Your goal → Copy every record word for word. The images stay behind.

Data excerpts →
=== Begin Enclosure ===
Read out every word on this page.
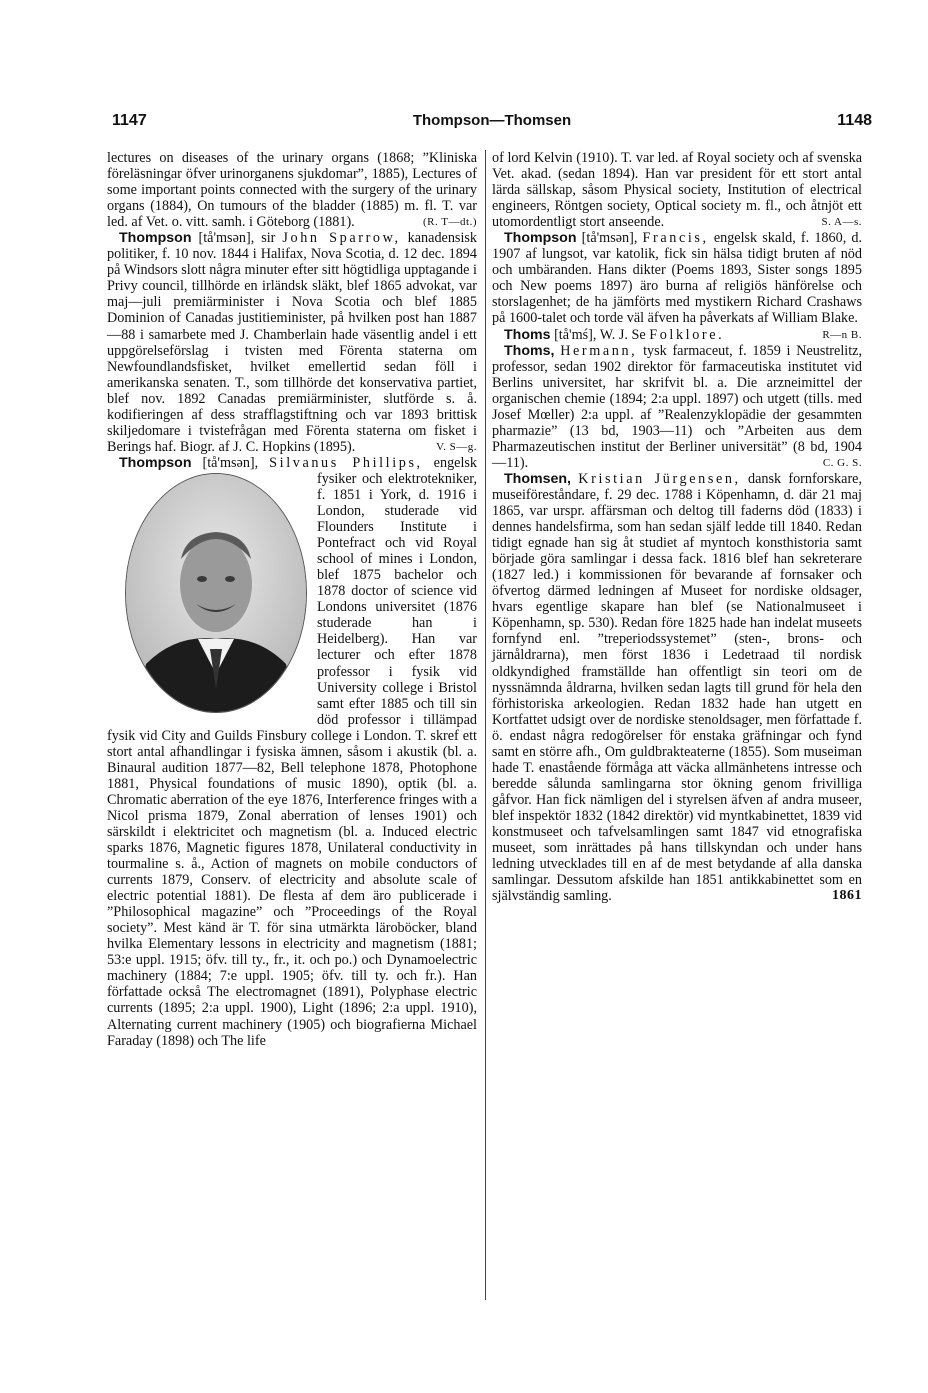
1147	Thompson—Thomsen	1148

lectures on diseases of the urinary organs (1868; ”Kliniska föreläsningar öfver urinorganens sjukdomar”, 1885), Lectures of some important points connected with the surgery of the urinary organs (1884), On tumours of the bladder (1885) m. fl. T. var led. af Vet. o. vitt. samh. i Göteborg (1881).	(R. T—dt.)

Thompson [tå'msən], sir John Sparrow, kanadensisk politiker, f. 10 nov. 1844 i Halifax, Nova Scotia, d. 12 dec. 1894 på Windsors slott några minuter efter sitt högtidliga upptagande i Privy council, tillhörde en irländsk släkt, blef 1865 advokat, var maj—juli premiärminister i Nova Scotia och blef 1885 Dominion of Canadas justitieminister, på hvilken post han 1887—88 i samarbete med J. Chamberlain hade väsentlig andel i ett uppgörelseförslag i tvisten med Förenta staterna om Newfoundlandsfisket, hvilket emellertid sedan föll i amerikanska senaten. T., som tillhörde det konservativa partiet, blef nov. 1892 Canadas premiärminister, slutförde s. å. kodifieringen af dess strafflagstiftning och var 1893 brittisk skiljedomare i tvistefrågan med Förenta staterna om fisket i Berings haf. Biogr. af J. C. Hopkins (1895).	V. S—g.

Thompson [tå'msən], Silvanus Phillips, engelsk fysiker och elektrotekniker, f. 1851 i York, d. 1916 i London, studerade vid Flounders Institute i Pontefract och vid Royal school of mines i London, blef 1875 bachelor och 1878 doctor of science vid Londons universitet (1876 studerade han i Heidelberg). Han var lecturer och efter 1878 professor i fysik vid University college i Bristol samt efter 1885 och till sin död professor i tillämpad fysik vid City and Guilds Finsbury college i London. T. skref ett stort antal afhandlingar i fysiska ämnen, såsom i akustik (bl. a. Binaural audition 1877—82, Bell telephone 1878, Photophone 1881, Physical foundations of music 1890), optik (bl. a. Chromatic aberration of the eye 1876, Interference fringes with a Nicol prisma 1879, Zonal aberration of lenses 1901) och särskildt i elektricitet och magnetism (bl. a. Induced electric sparks 1876, Magnetic figures 1878, Unilateral conductivity in tourmaline s. å., Action of magnets on mobile conductors of currents 1879, Conserv. of electricity and absolute scale of electric potential 1881). De flesta af dem äro publicerade i ”Philosophical magazine” och ”Proceedings of the Royal society”. Mest känd är T. för sina utmärkta läroböcker, bland hvilka Elementary lessons in electricity and magnetism (1881; 53:e uppl. 1915; öfv. till ty., fr., it. och po.) och Dynamoelectric machinery (1884; 7:e uppl. 1905; öfv. till ty. och fr.). Han författade också The electromagnet (1891), Polyphase electric currents (1895; 2:a uppl. 1900), Light (1896; 2:a uppl. 1910), Alternating current machinery (1905) och biografierna Michael Faraday (1898) och The life

of lord Kelvin (1910). T. var led. af Royal society och af svenska Vet. akad. (sedan 1894). Han var president för ett stort antal lärda sällskap, såsom Physical society, Institution of electrical engineers, Röntgen society, Optical society m. fl., och åtnjöt ett utomordentligt stort anseende.	S. A—s.

Thompson [tå'msən], Francis, engelsk skald, f. 1860, d. 1907 af lungsot, var katolik, fick sin hälsa tidigt bruten af nöd och umbäranden. Hans dikter (Poems 1893, Sister songs 1895 och New poems 1897) äro burna af religiös hänförelse och storslagenhet; de ha jämförts med mystikern Richard Crashaws på 1600-talet och torde väl äfven ha påverkats af William Blake.
R—n B.

Thoms [tå'mś], W. J. Se Folklore.

Thoms, Hermann, tysk farmaceut, f. 1859 i Neustrelitz, professor, sedan 1902 direktor för farmaceutiska institutet vid Berlins universitet, har skrifvit bl. a. Die arzneimittel der organischen chemie (1894; 2:a uppl. 1897) och utgett (tills. med Josef Mœller) 2:a uppl. af ”Realenzyklopädie der gesammten pharmazie” (13 bd, 1903—11) och ”Arbeiten aus dem Pharmazeutischen institut der Berliner universität” (8 bd, 1904—11).	C. G. S.

Thomsen, Kristian Jürgensen, dansk fornforskare, museiföreståndare, f. 29 dec. 1788 i Köpenhamn, d. där 21 maj 1865, var urspr. affärsman och deltog till faderns död (1833) i dennes handelsfirma, som han sedan själf ledde till 1840. Redan tidigt egnade han sig åt studiet af myntoch konsthistoria samt började göra samlingar i dessa fack. 1816 blef han sekreterare (1827 led.) i kommissionen för bevarande af fornsaker och öfvertog därmed ledningen af Museet for nordiske oldsager, hvars egentlige skapare han blef (se Nationalmuseet i Köpenhamn, sp. 530). Redan före 1825 hade han indelat museets fornfynd enl. ”treperiodssystemet” (sten-, brons- och järnåldrarna), men först 1836 i Ledetraad til nordisk oldkyndighed framställde han offentligt sin teori om de nyssnämnda åldrarna, hvilken sedan lagts till grund för hela den förhistoriska arkeologien. Redan 1832 hade han utgett en Kortfattet udsigt over de nordiske stenoldsager, men författade f. ö. endast några redogörelser för enstaka gräfningar och fynd samt en större afh., Om guldbrakteaterne (1855). Som museiman hade T. enastående förmåga att väcka allmänhetens intresse och beredde sålunda samlingarna stor ökning genom frivilliga gåfvor. Han fick nämligen del i styrelsen äfven af andra museer, blef inspektör 1832 (1842 direktör) vid myntkabinettet, 1839 vid konstmuseet och tafvelsamlingen samt 1847 vid etnografiska museet, som inrättades på hans tillskyndan och under hans ledning utvecklades till en af de mest betydande af alla danska samlingar. Dessutom afskilde han 1851 antikkabinettet som en självständig samling.	1861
=== End Enclosure ===
Answer to this task →
Read out every word on this page.
1147	Thompson—Thomsen	1148

lectures on diseases of the urinary organs (1868; ”Kliniska föreläsningar öfver urinorganens sjukdomar”, 1885), Lectures of some important points connected with the surgery of the urinary organs (1884), On tumours of the bladder (1885) m. fl. T. var led. af Vet. o. vitt. samh. i Göteborg (1881).	(R. T—dt.)

Thompson [tå'msən], sir John Sparrow, kanadensisk politiker, f. 10 nov. 1844 i Halifax, Nova Scotia, d. 12 dec. 1894 på Windsors slott några minuter efter sitt högtidliga upptagande i Privy council, tillhörde en irländsk släkt, blef 1865 advokat, var maj—juli premiärminister i Nova Scotia och blef 1885 Dominion of Canadas justitieminister, på hvilken post han 1887—88 i samarbete med J. Chamberlain hade väsentlig andel i ett uppgörelseförslag i tvisten med Förenta staterna om Newfoundlandsfisket, hvilket emellertid sedan föll i amerikanska senaten. T., som tillhörde det konservativa partiet, blef nov. 1892 Canadas premiärminister, slutförde s. å. kodifieringen af dess strafflagstiftning och var 1893 brittisk skiljedomare i tvistefrågan med Förenta staterna om fisket i Berings haf. Biogr. af J. C. Hopkins (1895).	V. S—g.

Thompson [tå'msən], Silvanus Phillips, engelsk fysiker och elektrotekniker, f. 1851 i York, d. 1916 i London, studerade vid Flounders Institute i Pontefract och vid Royal school of mines i London, blef 1875 bachelor och 1878 doctor of science vid Londons universitet (1876 studerade han i Heidelberg). Han var lecturer och efter 1878 professor i fysik vid University college i Bristol samt efter 1885 och till sin död professor i tillämpad fysik vid City and Guilds Finsbury college i London. T. skref ett stort antal afhandlingar i fysiska ämnen, såsom i akustik (bl. a. Binaural audition 1877—82, Bell telephone 1878, Photophone 1881, Physical foundations of music 1890), optik (bl. a. Chromatic aberration of the eye 1876, Interference fringes with a Nicol prisma 1879, Zonal aberration of lenses 1901) och särskildt i elektricitet och magnetism (bl. a. Induced electric sparks 1876, Magnetic figures 1878, Unilateral conductivity in tourmaline s. å., Action of magnets on mobile conductors of currents 1879, Conserv. of electricity and absolute scale of electric potential 1881). De flesta af dem äro publicerade i ”Philosophical magazine” och ”Proceedings of the Royal society”. Mest känd är T. för sina utmärkta läroböcker, bland hvilka Elementary lessons in electricity and magnetism (1881; 53:e uppl. 1915; öfv. till ty., fr., it. och po.) och Dynamoelectric machinery (1884; 7:e uppl. 1905; öfv. till ty. och fr.). Han författade också The electromagnet (1891), Polyphase electric currents (1895; 2:a uppl. 1900), Light (1896; 2:a uppl. 1910), Alternating current machinery (1905) och biografierna Michael Faraday (1898) och The life

of lord Kelvin (1910). T. var led. af Royal society och af svenska Vet. akad. (sedan 1894). Han var president för ett stort antal lärda sällskap, såsom Physical society, Institution of electrical engineers, Röntgen society, Optical society m. fl., och åtnjöt ett utomordentligt stort anseende.	S. A—s.

Thompson [tå'msən], Francis, engelsk skald, f. 1860, d. 1907 af lungsot, var katolik, fick sin hälsa tidigt bruten af nöd och umbäranden. Hans dikter (Poems 1893, Sister songs 1895 och New poems 1897) äro burna af religiös hänförelse och storslagenhet; de ha jämförts med mystikern Richard Crashaws på 1600-talet och torde väl äfven ha påverkats af William Blake.
R—n B.

Thoms [tå'mś], W. J. Se Folklore.

Thoms, Hermann, tysk farmaceut, f. 1859 i Neustrelitz, professor, sedan 1902 direktor för farmaceutiska institutet vid Berlins universitet, har skrifvit bl. a. Die arzneimittel der organischen chemie (1894; 2:a uppl. 1897) och utgett (tills. med Josef Mœller) 2:a uppl. af ”Realenzyklopädie der gesammten pharmazie” (13 bd, 1903—11) och ”Arbeiten aus dem Pharmazeutischen institut der Berliner universität” (8 bd, 1904—11).	C. G. S.

Thomsen, Kristian Jürgensen, dansk fornforskare, museiföreståndare, f. 29 dec. 1788 i Köpenhamn, d. där 21 maj 1865, var urspr. affärsman och deltog till faderns död (1833) i dennes handelsfirma, som han sedan själf ledde till 1840. Redan tidigt egnade han sig åt studiet af myntoch konsthistoria samt började göra samlingar i dessa fack. 1816 blef han sekreterare (1827 led.) i kommissionen för bevarande af fornsaker och öfvertog därmed ledningen af Museet for nordiske oldsager, hvars egentlige skapare han blef (se Nationalmuseet i Köpenhamn, sp. 530). Redan före 1825 hade han indelat museets fornfynd enl. ”treperiodssystemet” (sten-, brons- och järnåldrarna), men först 1836 i Ledetraad til nordisk oldkyndighed framställde han offentligt sin teori om de nyssnämnda åldrarna, hvilken sedan lagts till grund för hela den förhistoriska arkeologien. Redan 1832 hade han utgett en Kortfattet udsigt over de nordiske stenoldsager, men författade f. ö. endast några redogörelser för enstaka gräfningar och fynd samt en större afh., Om guldbrakteaterne (1855). Som museiman hade T. enastående förmåga att väcka allmänhetens intresse och beredde sålunda samlingarna stor ökning genom frivilliga gåfvor. Han fick nämligen del i styrelsen äfven af andra museer, blef inspektör 1832 (1842 direktör) vid myntkabinettet, 1839 vid konstmuseet och tafvelsamlingen samt 1847 vid etnografiska museet, som inrättades på hans tillskyndan och under hans ledning utvecklades till en af de mest betydande af alla danska samlingar. Dessutom afskilde han 1851 antikkabinettet som en självständig samling.	1861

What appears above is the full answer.